TASK DETAILS:
Your task is to copy each line that has the word "sociales".

DATASET:

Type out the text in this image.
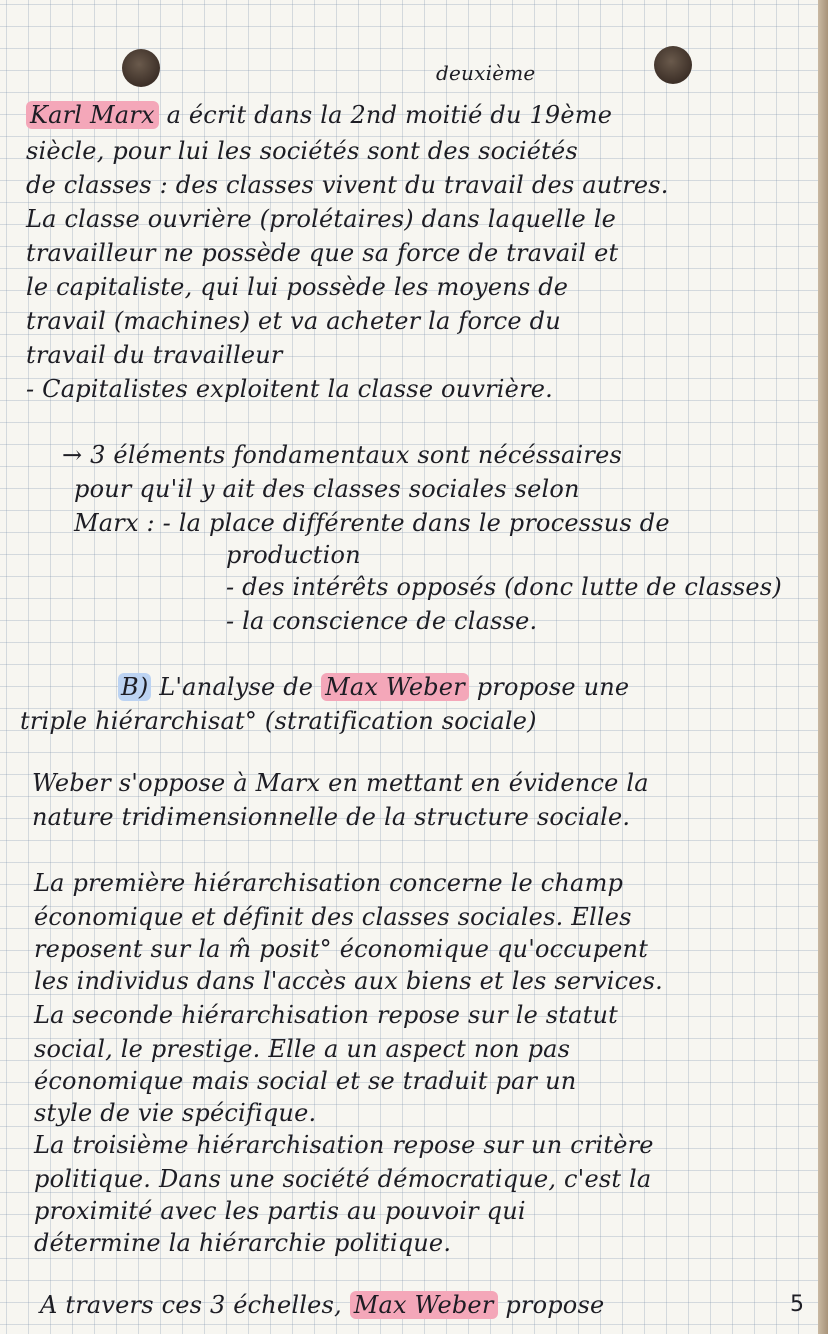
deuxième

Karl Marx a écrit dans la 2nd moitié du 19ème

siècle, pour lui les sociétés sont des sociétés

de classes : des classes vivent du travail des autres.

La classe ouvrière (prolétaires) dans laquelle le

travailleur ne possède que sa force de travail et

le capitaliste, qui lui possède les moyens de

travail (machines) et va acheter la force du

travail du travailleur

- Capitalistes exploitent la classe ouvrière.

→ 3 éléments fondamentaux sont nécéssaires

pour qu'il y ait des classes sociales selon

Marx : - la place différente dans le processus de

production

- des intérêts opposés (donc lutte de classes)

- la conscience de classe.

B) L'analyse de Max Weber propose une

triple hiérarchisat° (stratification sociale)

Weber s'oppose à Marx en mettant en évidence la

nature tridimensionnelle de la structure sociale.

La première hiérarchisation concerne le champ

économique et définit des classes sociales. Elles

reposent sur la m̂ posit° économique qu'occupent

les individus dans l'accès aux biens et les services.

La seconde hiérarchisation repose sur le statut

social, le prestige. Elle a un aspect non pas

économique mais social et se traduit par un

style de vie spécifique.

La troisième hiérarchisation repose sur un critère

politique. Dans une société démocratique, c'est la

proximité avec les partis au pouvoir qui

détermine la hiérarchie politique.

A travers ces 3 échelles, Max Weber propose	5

---

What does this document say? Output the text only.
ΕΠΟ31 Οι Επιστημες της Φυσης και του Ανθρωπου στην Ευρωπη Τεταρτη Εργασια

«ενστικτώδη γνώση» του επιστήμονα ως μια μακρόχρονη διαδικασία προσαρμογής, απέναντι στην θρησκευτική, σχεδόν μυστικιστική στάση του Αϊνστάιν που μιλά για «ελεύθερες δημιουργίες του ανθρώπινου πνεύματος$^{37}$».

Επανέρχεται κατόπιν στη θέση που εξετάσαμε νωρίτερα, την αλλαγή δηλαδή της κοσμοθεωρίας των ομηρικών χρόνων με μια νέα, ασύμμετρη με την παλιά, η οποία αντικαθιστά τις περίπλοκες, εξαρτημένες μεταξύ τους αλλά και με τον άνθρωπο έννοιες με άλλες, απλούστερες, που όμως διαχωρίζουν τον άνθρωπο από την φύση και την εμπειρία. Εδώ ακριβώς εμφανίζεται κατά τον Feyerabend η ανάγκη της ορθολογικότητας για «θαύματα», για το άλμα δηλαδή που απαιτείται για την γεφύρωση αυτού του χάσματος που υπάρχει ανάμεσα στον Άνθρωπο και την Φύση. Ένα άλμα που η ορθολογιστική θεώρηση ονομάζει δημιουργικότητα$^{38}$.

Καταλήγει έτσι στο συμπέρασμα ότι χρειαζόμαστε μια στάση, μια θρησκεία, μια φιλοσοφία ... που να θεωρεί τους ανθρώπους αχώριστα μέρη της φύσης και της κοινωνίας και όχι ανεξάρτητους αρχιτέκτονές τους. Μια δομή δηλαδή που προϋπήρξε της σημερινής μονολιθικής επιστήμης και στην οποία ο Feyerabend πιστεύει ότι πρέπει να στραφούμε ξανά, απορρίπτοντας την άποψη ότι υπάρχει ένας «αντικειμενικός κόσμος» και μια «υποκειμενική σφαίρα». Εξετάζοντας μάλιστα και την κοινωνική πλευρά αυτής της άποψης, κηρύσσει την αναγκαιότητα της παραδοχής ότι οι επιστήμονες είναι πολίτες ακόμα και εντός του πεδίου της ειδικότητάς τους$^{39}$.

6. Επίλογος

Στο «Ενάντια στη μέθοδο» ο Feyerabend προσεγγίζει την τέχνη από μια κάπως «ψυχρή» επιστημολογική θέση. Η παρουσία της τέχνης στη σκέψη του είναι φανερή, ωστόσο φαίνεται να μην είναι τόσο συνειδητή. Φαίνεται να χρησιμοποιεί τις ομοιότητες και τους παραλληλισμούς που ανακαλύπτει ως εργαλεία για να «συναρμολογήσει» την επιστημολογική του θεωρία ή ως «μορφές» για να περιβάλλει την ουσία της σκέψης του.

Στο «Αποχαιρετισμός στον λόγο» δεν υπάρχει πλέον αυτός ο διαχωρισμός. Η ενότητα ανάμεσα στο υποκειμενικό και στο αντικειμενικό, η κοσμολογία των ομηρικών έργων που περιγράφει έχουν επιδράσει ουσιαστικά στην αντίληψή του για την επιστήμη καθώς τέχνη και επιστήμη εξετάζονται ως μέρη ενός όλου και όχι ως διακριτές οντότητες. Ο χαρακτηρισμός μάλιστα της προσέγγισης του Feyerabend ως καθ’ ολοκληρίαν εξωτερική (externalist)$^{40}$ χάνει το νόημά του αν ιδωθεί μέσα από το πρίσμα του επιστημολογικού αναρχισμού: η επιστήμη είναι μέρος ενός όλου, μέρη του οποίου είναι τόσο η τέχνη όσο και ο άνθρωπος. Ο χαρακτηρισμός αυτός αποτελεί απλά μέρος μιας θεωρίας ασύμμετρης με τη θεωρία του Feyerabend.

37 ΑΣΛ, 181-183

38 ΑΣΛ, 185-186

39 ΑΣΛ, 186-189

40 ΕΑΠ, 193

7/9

* * *

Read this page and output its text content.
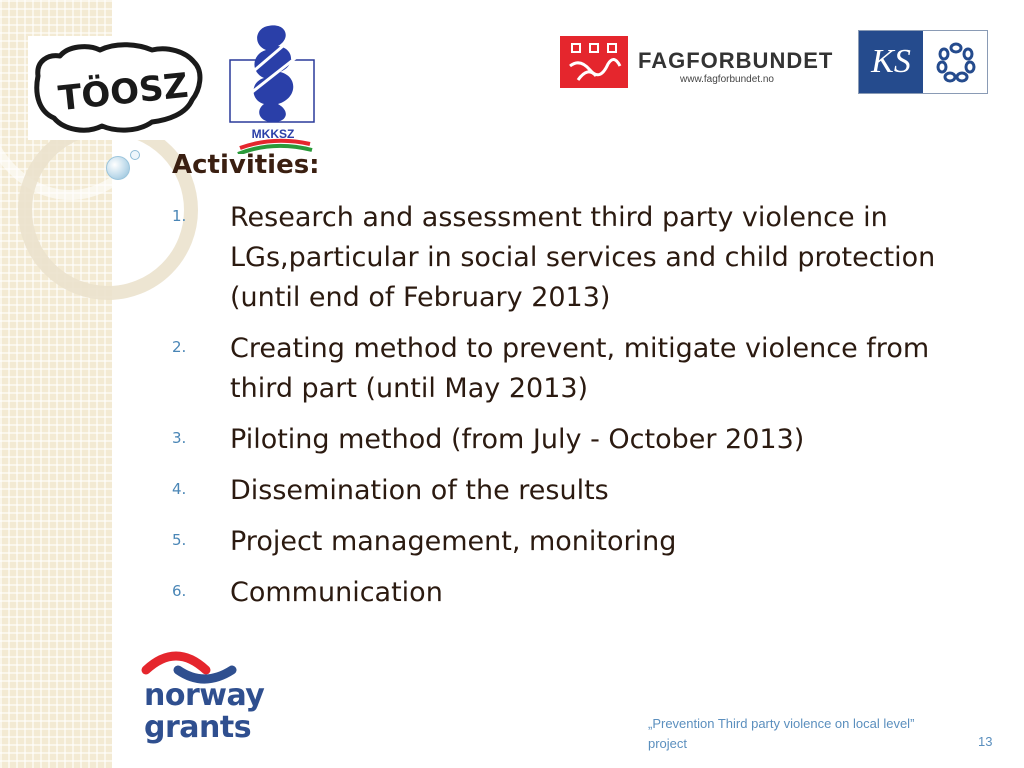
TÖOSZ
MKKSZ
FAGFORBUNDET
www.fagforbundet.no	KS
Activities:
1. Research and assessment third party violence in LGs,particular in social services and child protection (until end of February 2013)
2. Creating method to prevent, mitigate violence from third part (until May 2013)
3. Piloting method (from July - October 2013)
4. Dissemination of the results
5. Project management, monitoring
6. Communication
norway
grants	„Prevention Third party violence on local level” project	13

CORRECT RESULT:
pour qu'il y ait des classes sociales selon
économique et définit des classes sociales. Elles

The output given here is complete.